Find how many lines contain the word "design" and state that number alone.

[Entries with figure data]
===============

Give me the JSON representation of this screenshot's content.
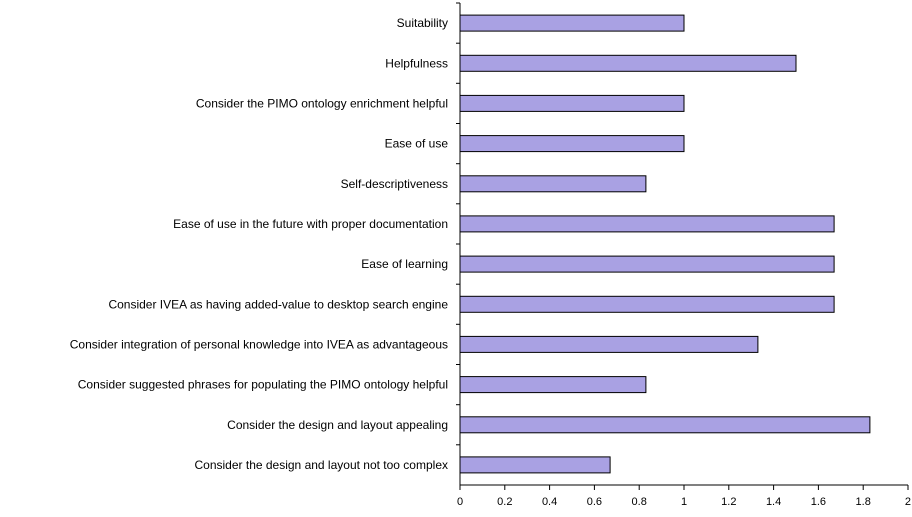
{
  "chart_data": {
    "type": "bar",
    "orientation": "horizontal",
    "categories": [
      "Suitability",
      "Helpfulness",
      "Consider the PIMO ontology enrichment helpful",
      "Ease of use",
      "Self-descriptiveness",
      "Ease of use in the future with proper documentation",
      "Ease of learning",
      "Consider IVEA as having added-value to desktop search engine",
      "Consider integration of personal knowledge into IVEA as advantageous",
      "Consider suggested phrases for populating the PIMO ontology helpful",
      "Consider the design and layout appealing",
      "Consider the design and layout not too complex"
    ],
    "values": [
      1.0,
      1.5,
      1.0,
      1.0,
      0.83,
      1.67,
      1.67,
      1.67,
      1.33,
      0.83,
      1.83,
      0.67
    ],
    "xlim": [
      0,
      2
    ],
    "xticks": [
      0,
      0.2,
      0.4,
      0.6,
      0.8,
      1,
      1.2,
      1.4,
      1.6,
      1.8,
      2
    ],
    "title": "",
    "xlabel": "",
    "ylabel": "",
    "grid": false,
    "legend": "none",
    "colors": {
      "bar_fill": "#a9a1e3",
      "bar_stroke": "#000000",
      "axis": "#000000"
    }
  }
}
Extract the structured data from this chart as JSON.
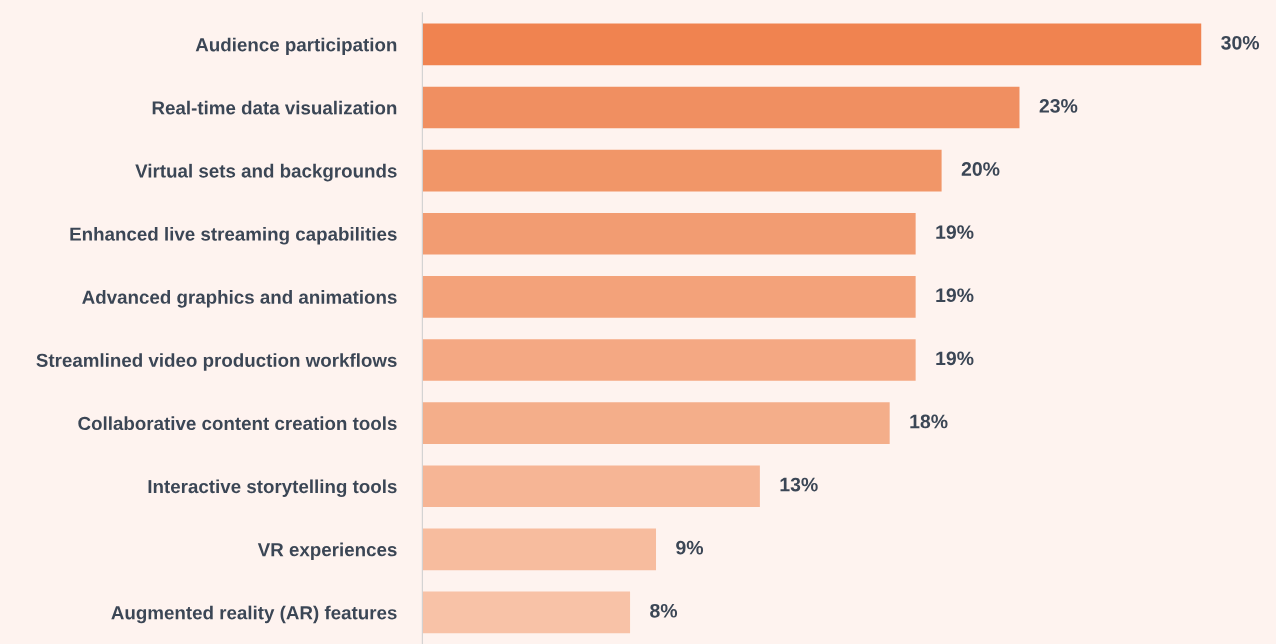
{
  "chart_data": {
    "type": "bar",
    "orientation": "horizontal",
    "data_labels": true,
    "categories": [
      "Audience participation",
      "Real-time data visualization",
      "Virtual sets and backgrounds",
      "Enhanced live streaming capabilities",
      "Advanced graphics and animations",
      "Streamlined video production workflows",
      "Collaborative content creation tools",
      "Interactive storytelling tools",
      "VR experiences",
      "Augmented reality (AR) features"
    ],
    "values": [
      30,
      23,
      20,
      19,
      19,
      19,
      18,
      13,
      9,
      8
    ],
    "value_labels": [
      "30%",
      "23%",
      "20%",
      "19%",
      "19%",
      "19%",
      "18%",
      "13%",
      "9%",
      "8%"
    ],
    "colors": [
      "#f08350",
      "#f08f61",
      "#f19668",
      "#f29c72",
      "#f3a27a",
      "#f4a883",
      "#f4ae8a",
      "#f6b595",
      "#f7bc9e",
      "#f8c2a7"
    ]
  }
}
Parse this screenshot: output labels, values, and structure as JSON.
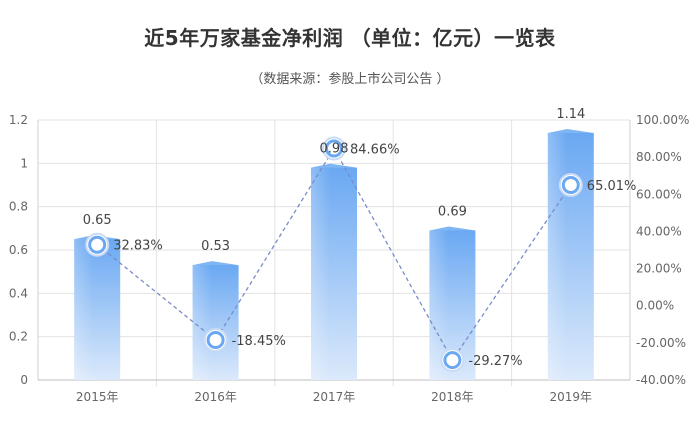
{
  "header": {
    "title": "近5年万家基金净利润  （单位：亿元）一览表",
    "subtitle": "（数据来源：参股上市公司公告 ）"
  },
  "colors": {
    "bar_top": "#6aa8f2",
    "bar_bottom": "#dbe9fb",
    "line": "#7a8cc8",
    "marker_fill": "#6aa8f2",
    "axis": "#666666",
    "grid": "#e3e3e3"
  },
  "chart_data": {
    "type": "bar",
    "categories": [
      "2015年",
      "2016年",
      "2017年",
      "2018年",
      "2019年"
    ],
    "series": [
      {
        "type": "bar",
        "axis": "left",
        "values": [
          0.65,
          0.53,
          0.98,
          0.69,
          1.14
        ],
        "labels": [
          "0.65",
          "0.53",
          "0.98",
          "0.69",
          "1.14"
        ]
      },
      {
        "type": "line",
        "axis": "right",
        "style": "dashed",
        "values": [
          32.83,
          -18.45,
          84.66,
          -29.27,
          65.01
        ],
        "labels": [
          "32.83%",
          "-18.45%",
          "84.66%",
          "-29.27%",
          "65.01%"
        ]
      }
    ],
    "y_left": {
      "ylim": [
        0,
        1.2
      ],
      "ticks": [
        0,
        0.2,
        0.4,
        0.6,
        0.8,
        1,
        1.2
      ],
      "tick_labels": [
        "0",
        "0.2",
        "0.4",
        "0.6",
        "0.8",
        "1",
        "1.2"
      ]
    },
    "y_right": {
      "ylim": [
        -40,
        100
      ],
      "ticks": [
        -40,
        -20,
        0,
        20,
        40,
        60,
        80,
        100
      ],
      "tick_labels": [
        "-40.00%",
        "-20.00%",
        "0.00%",
        "20.00%",
        "40.00%",
        "60.00%",
        "80.00%",
        "100.00%"
      ]
    },
    "grid": true
  }
}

===============

> [ANSWER TO THE PROBLEM]: 2